*TASK MATERIAL*:
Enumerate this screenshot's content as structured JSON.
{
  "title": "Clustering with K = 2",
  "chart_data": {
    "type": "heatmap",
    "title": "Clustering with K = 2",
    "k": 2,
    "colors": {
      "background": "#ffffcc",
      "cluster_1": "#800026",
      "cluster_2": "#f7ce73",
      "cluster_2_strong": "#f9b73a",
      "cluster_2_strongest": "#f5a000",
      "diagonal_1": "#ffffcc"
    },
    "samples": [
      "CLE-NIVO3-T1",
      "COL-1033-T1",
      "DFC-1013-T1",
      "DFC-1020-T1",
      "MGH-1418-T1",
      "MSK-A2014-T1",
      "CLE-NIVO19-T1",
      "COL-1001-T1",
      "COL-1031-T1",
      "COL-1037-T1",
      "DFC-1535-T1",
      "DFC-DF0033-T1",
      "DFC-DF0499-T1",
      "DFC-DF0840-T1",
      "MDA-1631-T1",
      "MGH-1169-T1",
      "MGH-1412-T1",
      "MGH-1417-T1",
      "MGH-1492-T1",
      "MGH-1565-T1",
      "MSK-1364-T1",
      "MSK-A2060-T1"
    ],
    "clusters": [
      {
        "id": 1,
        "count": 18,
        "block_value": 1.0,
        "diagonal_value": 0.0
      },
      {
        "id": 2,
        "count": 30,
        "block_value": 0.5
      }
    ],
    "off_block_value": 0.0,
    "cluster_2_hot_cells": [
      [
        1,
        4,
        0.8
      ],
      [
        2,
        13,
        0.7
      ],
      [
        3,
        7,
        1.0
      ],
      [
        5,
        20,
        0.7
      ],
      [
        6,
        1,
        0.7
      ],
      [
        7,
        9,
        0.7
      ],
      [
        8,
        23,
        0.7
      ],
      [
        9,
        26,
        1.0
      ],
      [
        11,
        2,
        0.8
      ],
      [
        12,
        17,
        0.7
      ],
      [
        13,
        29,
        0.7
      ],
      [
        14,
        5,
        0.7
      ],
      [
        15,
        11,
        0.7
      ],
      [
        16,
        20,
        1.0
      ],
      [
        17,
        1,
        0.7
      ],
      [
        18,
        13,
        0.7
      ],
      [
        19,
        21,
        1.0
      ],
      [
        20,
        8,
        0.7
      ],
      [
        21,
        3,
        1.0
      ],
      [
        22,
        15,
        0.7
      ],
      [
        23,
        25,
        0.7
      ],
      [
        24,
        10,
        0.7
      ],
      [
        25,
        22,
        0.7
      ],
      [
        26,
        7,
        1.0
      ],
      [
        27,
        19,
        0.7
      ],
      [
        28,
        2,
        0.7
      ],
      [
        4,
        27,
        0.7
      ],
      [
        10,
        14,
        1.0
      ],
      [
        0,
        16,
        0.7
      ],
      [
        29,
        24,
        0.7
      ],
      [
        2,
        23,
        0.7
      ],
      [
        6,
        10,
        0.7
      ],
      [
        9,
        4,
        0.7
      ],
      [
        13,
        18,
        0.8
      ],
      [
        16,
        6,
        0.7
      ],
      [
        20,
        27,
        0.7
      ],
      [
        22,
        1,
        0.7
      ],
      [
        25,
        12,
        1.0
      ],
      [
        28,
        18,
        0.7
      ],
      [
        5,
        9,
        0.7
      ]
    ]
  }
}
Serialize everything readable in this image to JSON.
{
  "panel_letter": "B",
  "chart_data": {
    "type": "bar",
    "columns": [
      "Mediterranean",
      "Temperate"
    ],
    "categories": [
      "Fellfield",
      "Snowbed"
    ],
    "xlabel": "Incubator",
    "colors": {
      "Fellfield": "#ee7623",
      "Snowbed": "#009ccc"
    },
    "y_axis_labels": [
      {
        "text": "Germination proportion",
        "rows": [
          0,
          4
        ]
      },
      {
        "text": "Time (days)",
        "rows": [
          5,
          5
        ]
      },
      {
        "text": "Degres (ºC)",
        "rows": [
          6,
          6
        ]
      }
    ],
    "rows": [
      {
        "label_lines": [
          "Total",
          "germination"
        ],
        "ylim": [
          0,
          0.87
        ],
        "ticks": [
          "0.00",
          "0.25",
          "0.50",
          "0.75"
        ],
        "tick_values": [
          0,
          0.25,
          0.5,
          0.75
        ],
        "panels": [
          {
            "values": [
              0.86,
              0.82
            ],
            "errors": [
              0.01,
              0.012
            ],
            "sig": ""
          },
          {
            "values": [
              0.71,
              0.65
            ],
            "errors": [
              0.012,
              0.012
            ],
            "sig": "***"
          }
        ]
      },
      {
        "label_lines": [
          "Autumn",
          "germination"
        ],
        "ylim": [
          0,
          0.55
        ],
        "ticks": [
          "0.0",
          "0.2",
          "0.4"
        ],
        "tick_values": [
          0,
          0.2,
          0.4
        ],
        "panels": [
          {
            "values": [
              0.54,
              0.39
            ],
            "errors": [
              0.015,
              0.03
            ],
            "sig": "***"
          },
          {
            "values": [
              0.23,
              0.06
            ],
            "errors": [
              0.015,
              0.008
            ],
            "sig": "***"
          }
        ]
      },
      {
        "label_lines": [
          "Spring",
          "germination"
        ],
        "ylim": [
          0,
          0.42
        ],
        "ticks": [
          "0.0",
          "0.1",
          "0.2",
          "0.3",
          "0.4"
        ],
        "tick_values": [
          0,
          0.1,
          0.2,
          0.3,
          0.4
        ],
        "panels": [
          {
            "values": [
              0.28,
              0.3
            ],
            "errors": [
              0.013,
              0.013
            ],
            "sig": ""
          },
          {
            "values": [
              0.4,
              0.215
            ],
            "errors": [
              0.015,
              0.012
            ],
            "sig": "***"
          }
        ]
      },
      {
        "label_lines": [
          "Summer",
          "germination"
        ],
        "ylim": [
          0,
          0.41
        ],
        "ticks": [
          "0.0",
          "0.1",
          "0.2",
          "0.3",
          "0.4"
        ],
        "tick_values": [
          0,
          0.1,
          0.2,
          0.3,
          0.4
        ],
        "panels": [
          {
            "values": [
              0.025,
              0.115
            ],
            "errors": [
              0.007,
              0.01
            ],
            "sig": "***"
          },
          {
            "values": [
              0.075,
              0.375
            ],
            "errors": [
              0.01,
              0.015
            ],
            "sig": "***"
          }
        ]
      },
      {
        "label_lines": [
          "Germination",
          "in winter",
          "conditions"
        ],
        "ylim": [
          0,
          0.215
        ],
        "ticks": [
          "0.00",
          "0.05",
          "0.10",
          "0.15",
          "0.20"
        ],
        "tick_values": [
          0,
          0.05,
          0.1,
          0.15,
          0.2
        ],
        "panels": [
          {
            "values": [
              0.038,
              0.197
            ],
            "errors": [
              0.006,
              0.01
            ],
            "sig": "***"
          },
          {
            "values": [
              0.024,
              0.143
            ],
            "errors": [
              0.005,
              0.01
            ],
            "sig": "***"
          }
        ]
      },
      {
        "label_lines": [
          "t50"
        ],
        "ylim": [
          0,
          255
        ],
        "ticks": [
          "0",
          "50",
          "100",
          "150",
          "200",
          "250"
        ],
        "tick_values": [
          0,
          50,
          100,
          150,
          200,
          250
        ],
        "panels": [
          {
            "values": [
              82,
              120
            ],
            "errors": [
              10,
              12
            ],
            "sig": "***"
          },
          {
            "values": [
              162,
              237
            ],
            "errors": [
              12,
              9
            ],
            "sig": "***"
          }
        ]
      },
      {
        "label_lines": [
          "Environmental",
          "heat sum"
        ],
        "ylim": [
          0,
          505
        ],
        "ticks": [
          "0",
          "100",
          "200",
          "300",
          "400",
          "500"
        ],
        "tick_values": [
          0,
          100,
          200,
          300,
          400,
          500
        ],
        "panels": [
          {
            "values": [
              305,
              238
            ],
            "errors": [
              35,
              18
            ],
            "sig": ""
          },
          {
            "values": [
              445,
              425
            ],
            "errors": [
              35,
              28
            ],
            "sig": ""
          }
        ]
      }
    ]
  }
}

*THE TASK*:
Pick out every line holding the string "title" and return it.

*TASK RESPONSE*:
  "title": "Clustering with K = 2",
    "title": "Clustering with K = 2",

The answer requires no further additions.